WRITTEN TASK –
Pick out every line with the word "mean" and copy it.

RECORDS SHOWN –
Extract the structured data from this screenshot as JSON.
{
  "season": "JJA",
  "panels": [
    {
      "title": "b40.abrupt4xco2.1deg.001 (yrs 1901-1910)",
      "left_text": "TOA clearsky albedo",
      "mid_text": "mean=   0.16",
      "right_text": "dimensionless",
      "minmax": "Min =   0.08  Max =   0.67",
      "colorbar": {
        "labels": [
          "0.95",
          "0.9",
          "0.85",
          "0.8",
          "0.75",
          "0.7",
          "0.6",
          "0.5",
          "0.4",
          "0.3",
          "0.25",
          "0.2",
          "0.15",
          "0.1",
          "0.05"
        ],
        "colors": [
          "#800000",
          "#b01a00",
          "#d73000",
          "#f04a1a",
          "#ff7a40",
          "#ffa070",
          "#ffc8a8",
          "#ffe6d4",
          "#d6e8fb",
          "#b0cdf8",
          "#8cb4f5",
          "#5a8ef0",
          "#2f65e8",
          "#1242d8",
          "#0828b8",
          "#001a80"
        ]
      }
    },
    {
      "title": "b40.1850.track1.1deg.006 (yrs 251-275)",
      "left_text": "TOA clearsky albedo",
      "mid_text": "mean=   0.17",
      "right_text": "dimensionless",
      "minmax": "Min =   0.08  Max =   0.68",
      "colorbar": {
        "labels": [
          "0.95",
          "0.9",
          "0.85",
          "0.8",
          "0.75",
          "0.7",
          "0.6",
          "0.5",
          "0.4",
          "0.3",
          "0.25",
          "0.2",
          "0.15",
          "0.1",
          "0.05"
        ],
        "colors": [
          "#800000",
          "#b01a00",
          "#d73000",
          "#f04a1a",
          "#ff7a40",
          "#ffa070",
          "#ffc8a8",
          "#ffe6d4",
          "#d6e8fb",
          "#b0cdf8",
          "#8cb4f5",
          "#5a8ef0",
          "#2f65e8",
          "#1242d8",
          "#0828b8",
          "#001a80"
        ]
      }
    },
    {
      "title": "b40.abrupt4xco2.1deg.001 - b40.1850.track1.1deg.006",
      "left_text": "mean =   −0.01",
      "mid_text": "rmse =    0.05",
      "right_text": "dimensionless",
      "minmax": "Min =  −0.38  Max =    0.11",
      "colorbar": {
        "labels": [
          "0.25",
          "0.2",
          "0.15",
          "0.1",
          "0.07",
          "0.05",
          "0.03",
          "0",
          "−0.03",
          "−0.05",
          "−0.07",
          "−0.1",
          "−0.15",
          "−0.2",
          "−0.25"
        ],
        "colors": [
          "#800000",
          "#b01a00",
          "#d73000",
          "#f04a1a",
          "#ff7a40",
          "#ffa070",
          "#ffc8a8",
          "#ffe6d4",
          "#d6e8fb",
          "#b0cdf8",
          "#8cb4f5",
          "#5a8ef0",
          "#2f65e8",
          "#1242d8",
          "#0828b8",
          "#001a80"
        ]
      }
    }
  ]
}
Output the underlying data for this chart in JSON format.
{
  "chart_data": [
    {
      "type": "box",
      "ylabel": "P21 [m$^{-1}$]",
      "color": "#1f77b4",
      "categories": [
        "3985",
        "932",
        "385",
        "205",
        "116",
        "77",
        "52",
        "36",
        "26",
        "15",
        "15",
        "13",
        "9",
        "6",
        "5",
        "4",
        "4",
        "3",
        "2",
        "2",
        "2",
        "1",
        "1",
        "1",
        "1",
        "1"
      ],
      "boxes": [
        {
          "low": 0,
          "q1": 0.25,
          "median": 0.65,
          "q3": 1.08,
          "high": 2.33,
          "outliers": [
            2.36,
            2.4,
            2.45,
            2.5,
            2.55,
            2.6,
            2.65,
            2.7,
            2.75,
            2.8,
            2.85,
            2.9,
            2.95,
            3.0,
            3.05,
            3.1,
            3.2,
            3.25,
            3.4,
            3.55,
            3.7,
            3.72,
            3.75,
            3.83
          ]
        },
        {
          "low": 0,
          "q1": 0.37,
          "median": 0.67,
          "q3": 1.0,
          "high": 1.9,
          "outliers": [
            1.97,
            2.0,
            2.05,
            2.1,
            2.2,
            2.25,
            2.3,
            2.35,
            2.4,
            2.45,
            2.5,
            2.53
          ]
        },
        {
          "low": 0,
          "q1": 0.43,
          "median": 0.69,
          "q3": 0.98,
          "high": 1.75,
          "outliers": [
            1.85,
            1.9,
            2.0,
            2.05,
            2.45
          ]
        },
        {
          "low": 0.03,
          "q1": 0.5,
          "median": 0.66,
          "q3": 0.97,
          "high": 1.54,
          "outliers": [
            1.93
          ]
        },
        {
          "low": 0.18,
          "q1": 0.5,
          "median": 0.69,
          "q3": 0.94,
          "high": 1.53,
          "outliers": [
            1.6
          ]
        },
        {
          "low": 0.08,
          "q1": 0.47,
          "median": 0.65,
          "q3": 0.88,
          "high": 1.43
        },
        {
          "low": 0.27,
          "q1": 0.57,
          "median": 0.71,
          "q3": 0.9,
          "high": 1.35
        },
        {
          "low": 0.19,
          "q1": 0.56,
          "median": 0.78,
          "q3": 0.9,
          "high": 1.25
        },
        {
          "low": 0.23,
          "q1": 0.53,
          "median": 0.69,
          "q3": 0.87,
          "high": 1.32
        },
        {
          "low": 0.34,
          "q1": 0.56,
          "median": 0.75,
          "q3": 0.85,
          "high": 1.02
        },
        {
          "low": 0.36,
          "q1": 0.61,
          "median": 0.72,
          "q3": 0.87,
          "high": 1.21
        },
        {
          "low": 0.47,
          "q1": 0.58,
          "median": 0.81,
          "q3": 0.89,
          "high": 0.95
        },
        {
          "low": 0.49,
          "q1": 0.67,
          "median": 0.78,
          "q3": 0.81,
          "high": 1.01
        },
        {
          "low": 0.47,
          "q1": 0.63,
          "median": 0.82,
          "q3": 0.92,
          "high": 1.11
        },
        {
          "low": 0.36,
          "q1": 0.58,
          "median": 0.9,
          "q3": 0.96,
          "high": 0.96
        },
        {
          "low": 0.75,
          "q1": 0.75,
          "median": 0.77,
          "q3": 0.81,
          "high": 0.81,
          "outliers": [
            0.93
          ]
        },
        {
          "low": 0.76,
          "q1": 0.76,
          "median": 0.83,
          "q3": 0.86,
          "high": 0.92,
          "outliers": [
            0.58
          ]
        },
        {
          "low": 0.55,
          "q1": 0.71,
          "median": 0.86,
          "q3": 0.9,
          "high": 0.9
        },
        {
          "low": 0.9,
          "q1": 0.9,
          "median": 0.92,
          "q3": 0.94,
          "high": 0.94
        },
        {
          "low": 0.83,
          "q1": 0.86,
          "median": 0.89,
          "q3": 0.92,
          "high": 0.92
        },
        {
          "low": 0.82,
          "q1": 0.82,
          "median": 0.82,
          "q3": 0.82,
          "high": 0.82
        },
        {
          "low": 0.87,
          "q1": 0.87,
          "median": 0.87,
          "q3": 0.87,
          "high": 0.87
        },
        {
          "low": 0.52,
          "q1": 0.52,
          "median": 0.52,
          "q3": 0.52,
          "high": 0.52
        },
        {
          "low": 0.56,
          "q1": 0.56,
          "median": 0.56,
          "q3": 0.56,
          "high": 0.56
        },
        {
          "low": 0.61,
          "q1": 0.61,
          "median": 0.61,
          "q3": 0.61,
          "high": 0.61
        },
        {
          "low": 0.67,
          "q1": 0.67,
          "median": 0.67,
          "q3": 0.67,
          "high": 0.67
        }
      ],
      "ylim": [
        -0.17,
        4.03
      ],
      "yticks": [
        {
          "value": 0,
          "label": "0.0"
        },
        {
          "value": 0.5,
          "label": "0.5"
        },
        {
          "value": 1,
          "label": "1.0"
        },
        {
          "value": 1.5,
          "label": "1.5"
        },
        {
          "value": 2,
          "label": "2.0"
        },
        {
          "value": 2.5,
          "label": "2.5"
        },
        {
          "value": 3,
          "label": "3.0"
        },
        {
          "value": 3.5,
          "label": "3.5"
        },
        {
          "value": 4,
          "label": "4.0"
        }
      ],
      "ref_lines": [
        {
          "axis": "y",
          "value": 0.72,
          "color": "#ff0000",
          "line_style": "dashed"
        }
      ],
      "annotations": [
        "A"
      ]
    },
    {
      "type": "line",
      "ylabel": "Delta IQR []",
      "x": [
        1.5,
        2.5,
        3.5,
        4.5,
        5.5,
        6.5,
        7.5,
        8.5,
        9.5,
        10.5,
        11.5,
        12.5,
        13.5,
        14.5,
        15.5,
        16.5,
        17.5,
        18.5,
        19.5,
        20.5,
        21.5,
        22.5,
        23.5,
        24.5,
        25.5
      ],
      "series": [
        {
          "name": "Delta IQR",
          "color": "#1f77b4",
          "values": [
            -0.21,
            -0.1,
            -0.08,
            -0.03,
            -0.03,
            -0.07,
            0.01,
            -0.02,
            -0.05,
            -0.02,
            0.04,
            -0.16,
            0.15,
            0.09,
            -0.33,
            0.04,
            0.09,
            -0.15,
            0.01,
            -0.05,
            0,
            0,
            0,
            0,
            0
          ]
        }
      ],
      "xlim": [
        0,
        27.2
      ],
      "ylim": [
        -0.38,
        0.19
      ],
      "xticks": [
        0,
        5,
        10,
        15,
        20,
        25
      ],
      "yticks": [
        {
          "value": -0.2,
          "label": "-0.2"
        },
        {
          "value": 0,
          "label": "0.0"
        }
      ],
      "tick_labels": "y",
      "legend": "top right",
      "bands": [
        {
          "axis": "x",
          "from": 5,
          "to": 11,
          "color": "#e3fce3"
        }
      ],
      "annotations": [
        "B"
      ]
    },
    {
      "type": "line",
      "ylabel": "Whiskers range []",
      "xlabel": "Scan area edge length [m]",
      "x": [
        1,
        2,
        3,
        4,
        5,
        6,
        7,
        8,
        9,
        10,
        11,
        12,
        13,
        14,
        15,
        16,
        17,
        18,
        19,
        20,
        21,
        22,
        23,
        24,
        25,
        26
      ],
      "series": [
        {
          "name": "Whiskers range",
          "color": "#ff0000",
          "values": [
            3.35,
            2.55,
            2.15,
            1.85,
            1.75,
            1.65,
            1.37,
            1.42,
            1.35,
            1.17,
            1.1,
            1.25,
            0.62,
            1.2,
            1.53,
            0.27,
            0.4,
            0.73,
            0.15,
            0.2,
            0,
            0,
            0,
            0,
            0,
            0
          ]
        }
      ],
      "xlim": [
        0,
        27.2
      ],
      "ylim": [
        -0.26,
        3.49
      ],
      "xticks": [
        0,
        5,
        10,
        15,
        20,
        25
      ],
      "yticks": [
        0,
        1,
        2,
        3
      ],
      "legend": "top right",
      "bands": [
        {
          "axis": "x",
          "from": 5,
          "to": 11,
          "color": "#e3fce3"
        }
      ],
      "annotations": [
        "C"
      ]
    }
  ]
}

ANSWER TO THIS TASK –
      "mid_text": "mean=   0.16",
      "mid_text": "mean=   0.17",
      "left_text": "mean =   −0.01",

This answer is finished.